* [Short exercise]:
Extract every line of the listing below that contains the word "cable", matching its case exactly.

* [Data shown]:
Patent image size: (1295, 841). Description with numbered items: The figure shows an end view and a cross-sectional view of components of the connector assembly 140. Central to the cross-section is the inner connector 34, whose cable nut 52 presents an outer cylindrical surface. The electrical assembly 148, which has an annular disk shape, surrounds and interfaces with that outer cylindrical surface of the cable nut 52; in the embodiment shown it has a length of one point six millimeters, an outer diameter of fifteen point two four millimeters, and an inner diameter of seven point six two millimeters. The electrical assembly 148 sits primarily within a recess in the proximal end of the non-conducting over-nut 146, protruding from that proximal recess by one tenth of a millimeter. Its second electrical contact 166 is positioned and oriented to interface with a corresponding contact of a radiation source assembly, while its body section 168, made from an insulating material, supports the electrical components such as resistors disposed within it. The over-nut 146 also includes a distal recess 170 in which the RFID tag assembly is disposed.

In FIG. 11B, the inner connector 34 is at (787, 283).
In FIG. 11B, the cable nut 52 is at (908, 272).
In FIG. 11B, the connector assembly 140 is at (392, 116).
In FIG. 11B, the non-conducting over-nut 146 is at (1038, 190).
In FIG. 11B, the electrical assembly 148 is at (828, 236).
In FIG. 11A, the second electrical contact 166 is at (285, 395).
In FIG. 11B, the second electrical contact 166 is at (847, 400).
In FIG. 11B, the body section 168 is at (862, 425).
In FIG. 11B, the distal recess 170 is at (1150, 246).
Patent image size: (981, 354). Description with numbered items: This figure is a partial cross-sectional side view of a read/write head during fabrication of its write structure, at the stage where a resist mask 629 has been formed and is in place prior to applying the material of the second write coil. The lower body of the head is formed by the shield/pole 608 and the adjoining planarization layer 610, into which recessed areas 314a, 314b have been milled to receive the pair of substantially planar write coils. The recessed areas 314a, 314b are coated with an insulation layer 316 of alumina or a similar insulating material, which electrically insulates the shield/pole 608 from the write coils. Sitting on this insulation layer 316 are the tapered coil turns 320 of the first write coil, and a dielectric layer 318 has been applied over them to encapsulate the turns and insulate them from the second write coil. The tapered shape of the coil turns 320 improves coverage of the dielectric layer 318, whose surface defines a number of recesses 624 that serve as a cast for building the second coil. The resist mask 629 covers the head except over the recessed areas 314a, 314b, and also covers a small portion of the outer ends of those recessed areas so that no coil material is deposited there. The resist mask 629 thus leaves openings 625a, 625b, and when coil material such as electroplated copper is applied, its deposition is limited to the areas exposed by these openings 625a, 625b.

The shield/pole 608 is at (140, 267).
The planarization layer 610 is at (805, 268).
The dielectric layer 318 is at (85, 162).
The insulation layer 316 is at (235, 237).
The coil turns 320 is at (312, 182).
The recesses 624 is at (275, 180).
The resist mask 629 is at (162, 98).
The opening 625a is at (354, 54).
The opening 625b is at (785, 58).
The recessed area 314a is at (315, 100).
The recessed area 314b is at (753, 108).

* [Answer to the problem]:
Patent image size: (1295, 841). Description with numbered items: The figure shows an end view and a cross-sectional view of components of the connector assembly 140. Central to the cross-section is the inner connector 34, whose cable nut 52 presents an outer cylindrical surface. The electrical assembly 148, which has an annular disk shape, surrounds and interfaces with that outer cylindrical surface of the cable nut 52; in the embodiment shown it has a length of one point six millimeters, an outer diameter of fifteen point two four millimeters, and an inner diameter of seven point six two millimeters. The electrical assembly 148 sits primarily within a recess in the proximal end of the non-conducting over-nut 146, protruding from that proximal recess by one tenth of a millimeter. Its second electrical contact 166 is positioned and oriented to interface with a corresponding contact of a radiation source assembly, while its body section 168, made from an insulating material, supports the electrical components such as resistors disposed within it. The over-nut 146 also includes a distal recess 170 in which the RFID tag assembly is disposed.
In FIG. 11B, the cable nut 52 is at (908, 272).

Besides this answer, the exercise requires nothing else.